─── Records for the exercise
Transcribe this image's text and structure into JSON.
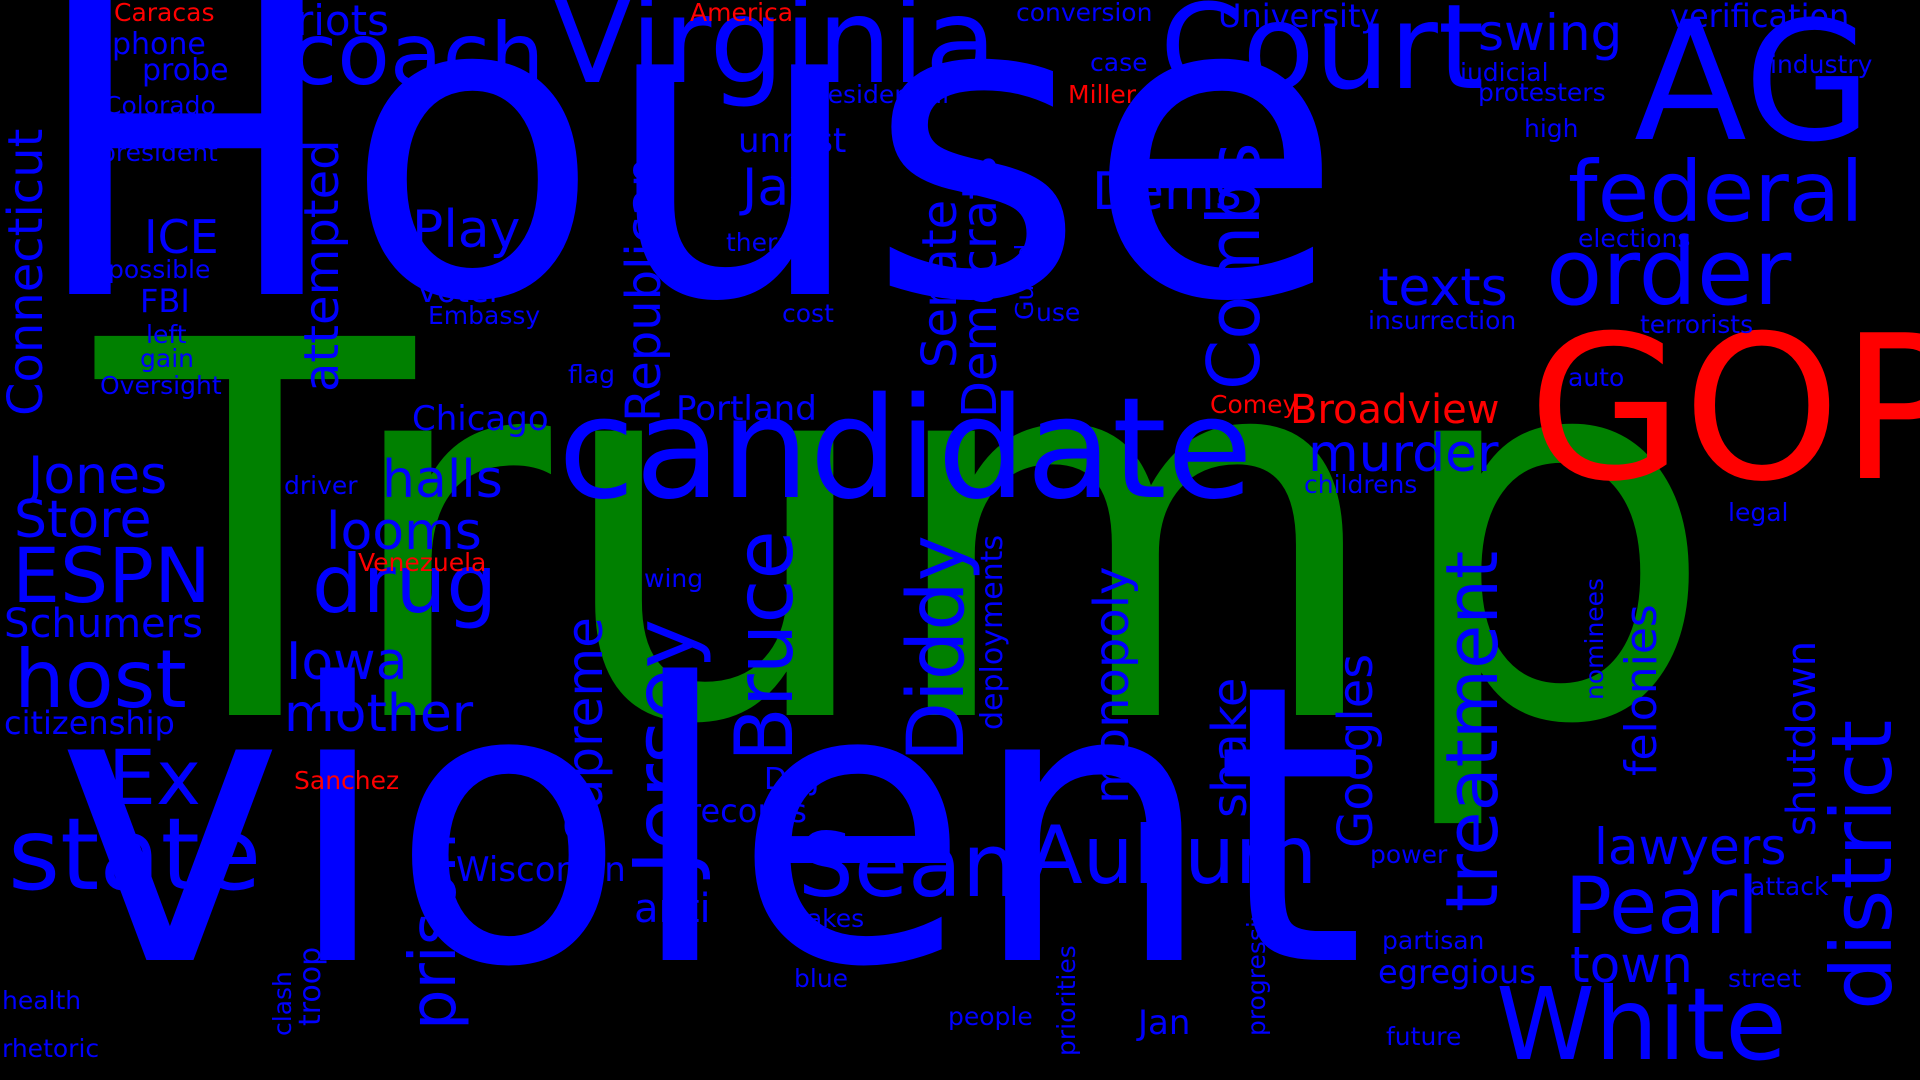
{
  "colors": {
    "background": "#000000",
    "blue": "#0000ff",
    "green": "#008000",
    "red": "#ff0000"
  },
  "words": {
    "Trump": "Trump",
    "House": "House",
    "Violent": "violent",
    "GOP": "GOP",
    "AG": "AG",
    "candidate": "candidate",
    "Virginia": "Virginia",
    "Court": "Court",
    "coach": "coach",
    "state": "state",
    "White": "White",
    "federal": "federal",
    "order": "order",
    "district": "district",
    "Pearl": "Pearl",
    "Sean": "Sean",
    "Auburn": "Auburn",
    "Combs": "Combs",
    "drug": "drug",
    "host": "host",
    "ESPN": "ESPN",
    "Jones": "Jones",
    "Store": "Store",
    "Ex": "Ex",
    "Connecticut": "Connecticut",
    "attempted": "attempted",
    "Republican": "Republican",
    "Senate": "Senate",
    "Democrats": "Democrats",
    "Jersey": "Jersey",
    "Bruce": "Bruce",
    "Diddy": "Diddy",
    "treatment": "treatment",
    "prison": "prison",
    "Supreme": "Supreme",
    "monopoly": "monopoly",
    "shake": "shake",
    "Googles": "Googles",
    "felonies": "felonies",
    "shutdown": "shutdown",
    "deployments": "deployments",
    "mother": "mother",
    "Iowa": "Iowa",
    "looms": "looms",
    "halls": "halls",
    "Play": "Play",
    "ICE": "ICE",
    "Schumers": "Schumers",
    "citizenship": "citizenship",
    "Jay": "Jay",
    "Dems": "Dems",
    "texts": "texts",
    "murder": "murder",
    "lawyers": "lawyers",
    "town": "town",
    "swing": "swing",
    "riots": "riots",
    "Broadview": "Broadview",
    "Chicago": "Chicago",
    "Portland": "Portland",
    "Wisconsin": "Wisconsin",
    "anti": "anti",
    "records": "records",
    "DOJ": "DOJ",
    "Jan": "Jan",
    "egregious": "egregious",
    "voter": "voter",
    "unrest": "unrest",
    "FBI": "FBI",
    "University": "University",
    "verification": "verification",
    "Caracas": "Caracas",
    "America": "America",
    "conversion": "conversion",
    "phone": "phone",
    "probe": "probe",
    "Colorado": "Colorado",
    "president": "president",
    "presidential": "presidential",
    "Miller": "Miller",
    "case": "case",
    "judicial": "judicial",
    "protesters": "protesters",
    "industry": "industry",
    "high": "high",
    "therapy": "therapy",
    "elections": "elections",
    "possible": "possible",
    "Embassy": "Embassy",
    "cost": "cost",
    "Guard": "Guard",
    "use": "use",
    "insurrection": "insurrection",
    "terrorists": "terrorists",
    "left": "left",
    "gain": "gain",
    "Oversight": "Oversight",
    "flag": "flag",
    "auto": "auto",
    "Comey": "Comey",
    "driver": "driver",
    "childrens": "childrens",
    "legal": "legal",
    "Venezuela": "Venezuela",
    "wing": "wing",
    "nominees": "nominees",
    "Sanchez": "Sanchez",
    "false": "false",
    "power": "power",
    "attack": "attack",
    "stakes": "stakes",
    "partisan": "partisan",
    "blue": "blue",
    "priorities": "priorities",
    "progressive": "progressive",
    "street": "street",
    "health": "health",
    "clash": "clash",
    "troop": "troop",
    "people": "people",
    "future": "future",
    "rhetoric": "rhetoric"
  }
}
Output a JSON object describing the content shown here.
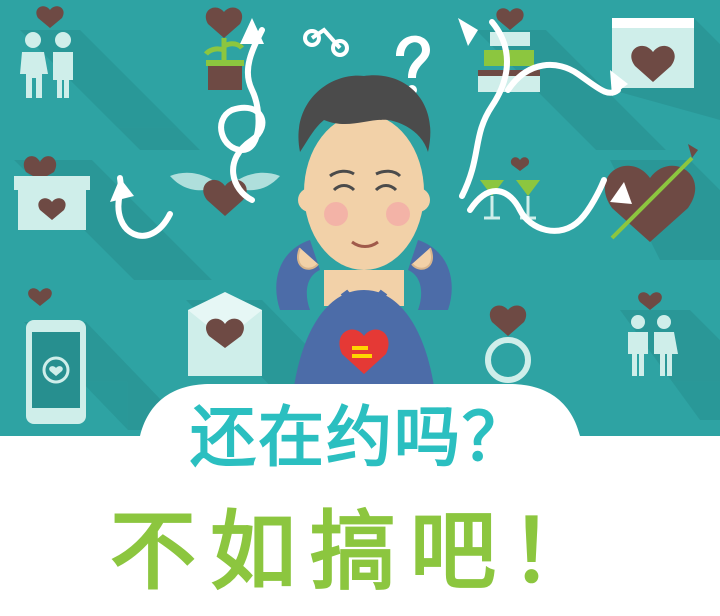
{
  "headline": {
    "line1": "还在约吗？",
    "line2": "不如搞吧！"
  },
  "colors": {
    "background_teal": "#2ea3a3",
    "shadow_teal": "#278f8f",
    "heart_brown": "#6e4a44",
    "icon_light": "#cfeeea",
    "shirt_blue": "#4c6ca8",
    "skin": "#f2d1a8",
    "hair": "#4b4b4b",
    "line1_color": "#2bbfc0",
    "line2_color": "#8cc63f"
  },
  "icons": [
    "couple-icon",
    "plant-heart-icon",
    "bicycle-icon",
    "cake-heart-icon",
    "calendar-heart-icon",
    "gift-heart-icon",
    "winged-heart-icon",
    "cocktails-heart-icon",
    "arrow-heart-icon",
    "phone-heart-icon",
    "envelope-heart-icon",
    "ring-heart-icon",
    "couple-hands-icon"
  ],
  "badge": {
    "icon": "heart-logo-icon"
  }
}
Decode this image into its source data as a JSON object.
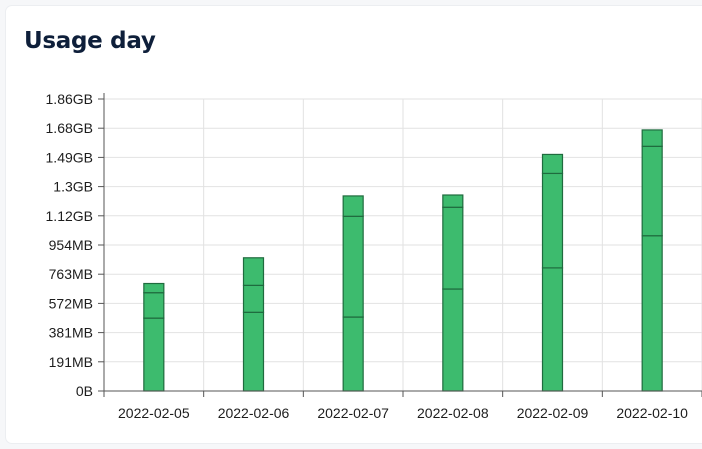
{
  "card": {
    "title": "Usage day"
  },
  "chart_data": {
    "type": "bar",
    "stacked": true,
    "categories": [
      "2022-02-05",
      "2022-02-06",
      "2022-02-07",
      "2022-02-08",
      "2022-02-09",
      "2022-02-10"
    ],
    "y_tick_labels": [
      "0B",
      "191MB",
      "381MB",
      "572MB",
      "763MB",
      "954MB",
      "1.12GB",
      "1.3GB",
      "1.49GB",
      "1.68GB",
      "1.86GB"
    ],
    "y_unit": "MB",
    "ylim": [
      0,
      1907
    ],
    "grid": true,
    "legend": "none",
    "series": [
      {
        "values": [
          476,
          514,
          483,
          666,
          804,
          1014
        ]
      },
      {
        "values": [
          166,
          176,
          658,
          534,
          617,
          584
        ]
      },
      {
        "values": [
          60,
          180,
          133,
          80,
          124,
          107
        ]
      }
    ],
    "totals": [
      702,
      870,
      1274,
      1280,
      1545,
      1705
    ],
    "bar_color": "#3dbb6e",
    "bar_border_color": "#1f6b3e",
    "grid_color": "#e2e2e2"
  }
}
──────
Exercise objective: Scan the entries above. Copy each line that has the string "JSON".

The completed task:
Transcribe this image's text and structure into JSON.
Output a JSON object describing the content shown here.
Decode this image into its source data as a JSON object.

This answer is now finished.